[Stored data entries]
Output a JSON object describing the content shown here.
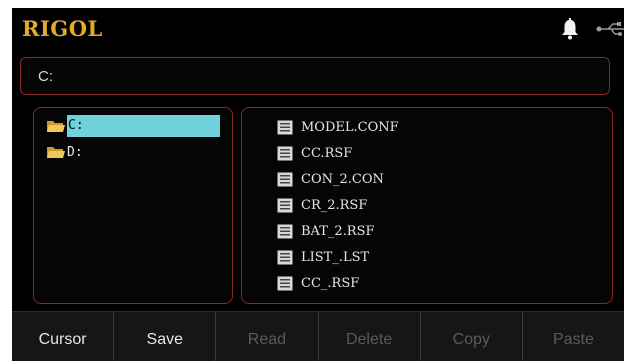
{
  "header": {
    "brand": "RIGOL",
    "icons": [
      "bell-icon",
      "usb-icon"
    ]
  },
  "path_bar": {
    "value": "C:"
  },
  "directories": [
    {
      "label": "C:",
      "selected": true
    },
    {
      "label": "D:",
      "selected": false
    }
  ],
  "files": [
    {
      "name": "MODEL.CONF"
    },
    {
      "name": "CC.RSF"
    },
    {
      "name": "CON_2.CON"
    },
    {
      "name": "CR_2.RSF"
    },
    {
      "name": "BAT_2.RSF"
    },
    {
      "name": "LIST_.LST"
    },
    {
      "name": "CC_.RSF"
    }
  ],
  "softkeys": [
    {
      "label": "Cursor",
      "enabled": true
    },
    {
      "label": "Save",
      "enabled": true
    },
    {
      "label": "Read",
      "enabled": false
    },
    {
      "label": "Delete",
      "enabled": false
    },
    {
      "label": "Copy",
      "enabled": false
    },
    {
      "label": "Paste",
      "enabled": false
    }
  ],
  "colors": {
    "brand": "#e2ac2b",
    "selection": "#6fd1dc",
    "panel_border": "#8a2a20",
    "disabled_text": "#5a5a5a"
  }
}
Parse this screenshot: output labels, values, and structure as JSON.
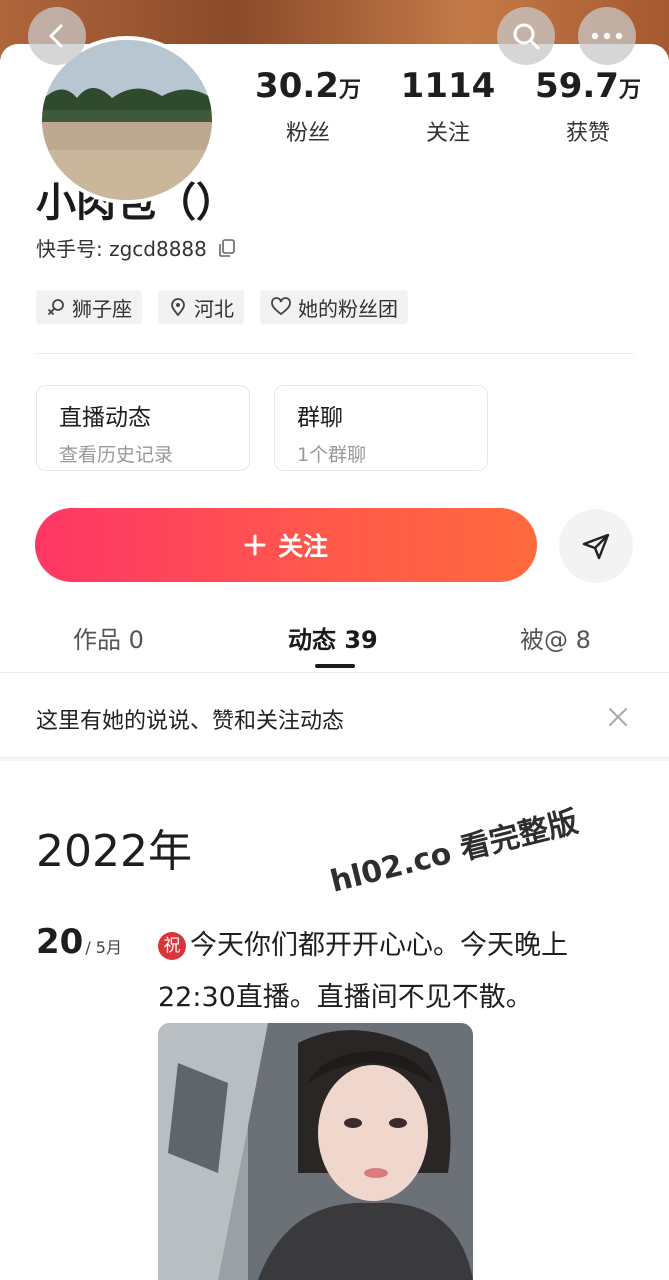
{
  "header": {
    "back_icon": "chevron-left-icon",
    "search_icon": "search-icon",
    "more_icon": "more-horizontal-icon"
  },
  "stats": [
    {
      "number": "30.2",
      "unit": "万",
      "label": "粉丝"
    },
    {
      "number": "1114",
      "unit": "",
      "label": "关注"
    },
    {
      "number": "59.7",
      "unit": "万",
      "label": "获赞"
    }
  ],
  "profile": {
    "name": "小肉包（）",
    "id_text": "快手号: zgcd8888",
    "tags": [
      {
        "icon": "zodiac-icon",
        "label": "狮子座"
      },
      {
        "icon": "location-pin-icon",
        "label": "河北"
      },
      {
        "icon": "heart-icon",
        "label": "她的粉丝团"
      }
    ]
  },
  "boxes": [
    {
      "title": "直播动态",
      "subtitle": "查看历史记录"
    },
    {
      "title": "群聊",
      "subtitle": "1个群聊"
    }
  ],
  "actions": {
    "follow_label": "关注",
    "accent_gradient": [
      "#fe3666",
      "#ff6a3d"
    ]
  },
  "tabs": [
    {
      "label": "作品 0"
    },
    {
      "label": "动态 39",
      "active": true
    },
    {
      "label": "被@ 8"
    }
  ],
  "notice": {
    "text": "这里有她的说说、赞和关注动态"
  },
  "feed": {
    "year": "2022年",
    "day": "20",
    "month": "/ 5月",
    "badge": "祝",
    "post_text": "今天你们都开开心心。今天晚上22:30直播。直播间不见不散。"
  },
  "watermark": "hl02.co 看完整版"
}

**TASK OBJECTIVE**
Transcribe all of the material exactly, leaving out whatever pictures it contains.

**ANSWER TO THE EXERCISE**
Output a JSON object describing the content shown here.
{
  "header": {
    "brand": "RIGOL",
    "icons": [
      "bell-icon",
      "usb-icon"
    ]
  },
  "path_bar": {
    "value": "C:"
  },
  "directories": [
    {
      "label": "C:",
      "selected": true
    },
    {
      "label": "D:",
      "selected": false
    }
  ],
  "files": [
    {
      "name": "MODEL.CONF"
    },
    {
      "name": "CC.RSF"
    },
    {
      "name": "CON_2.CON"
    },
    {
      "name": "CR_2.RSF"
    },
    {
      "name": "BAT_2.RSF"
    },
    {
      "name": "LIST_.LST"
    },
    {
      "name": "CC_.RSF"
    }
  ],
  "softkeys": [
    {
      "label": "Cursor",
      "enabled": true
    },
    {
      "label": "Save",
      "enabled": true
    },
    {
      "label": "Read",
      "enabled": false
    },
    {
      "label": "Delete",
      "enabled": false
    },
    {
      "label": "Copy",
      "enabled": false
    },
    {
      "label": "Paste",
      "enabled": false
    }
  ],
  "colors": {
    "brand": "#e2ac2b",
    "selection": "#6fd1dc",
    "panel_border": "#8a2a20",
    "disabled_text": "#5a5a5a"
  }
}
Parse this screenshot: output labels, values, and structure as JSON.
{
  "header": {
    "back_icon": "chevron-left-icon",
    "search_icon": "search-icon",
    "more_icon": "more-horizontal-icon"
  },
  "stats": [
    {
      "number": "30.2",
      "unit": "万",
      "label": "粉丝"
    },
    {
      "number": "1114",
      "unit": "",
      "label": "关注"
    },
    {
      "number": "59.7",
      "unit": "万",
      "label": "获赞"
    }
  ],
  "profile": {
    "name": "小肉包（）",
    "id_text": "快手号: zgcd8888",
    "tags": [
      {
        "icon": "zodiac-icon",
        "label": "狮子座"
      },
      {
        "icon": "location-pin-icon",
        "label": "河北"
      },
      {
        "icon": "heart-icon",
        "label": "她的粉丝团"
      }
    ]
  },
  "boxes": [
    {
      "title": "直播动态",
      "subtitle": "查看历史记录"
    },
    {
      "title": "群聊",
      "subtitle": "1个群聊"
    }
  ],
  "actions": {
    "follow_label": "关注",
    "accent_gradient": [
      "#fe3666",
      "#ff6a3d"
    ]
  },
  "tabs": [
    {
      "label": "作品 0"
    },
    {
      "label": "动态 39",
      "active": true
    },
    {
      "label": "被@ 8"
    }
  ],
  "notice": {
    "text": "这里有她的说说、赞和关注动态"
  },
  "feed": {
    "year": "2022年",
    "day": "20",
    "month": "/ 5月",
    "badge": "祝",
    "post_text": "今天你们都开开心心。今天晚上22:30直播。直播间不见不散。"
  },
  "watermark": "hl02.co 看完整版"
}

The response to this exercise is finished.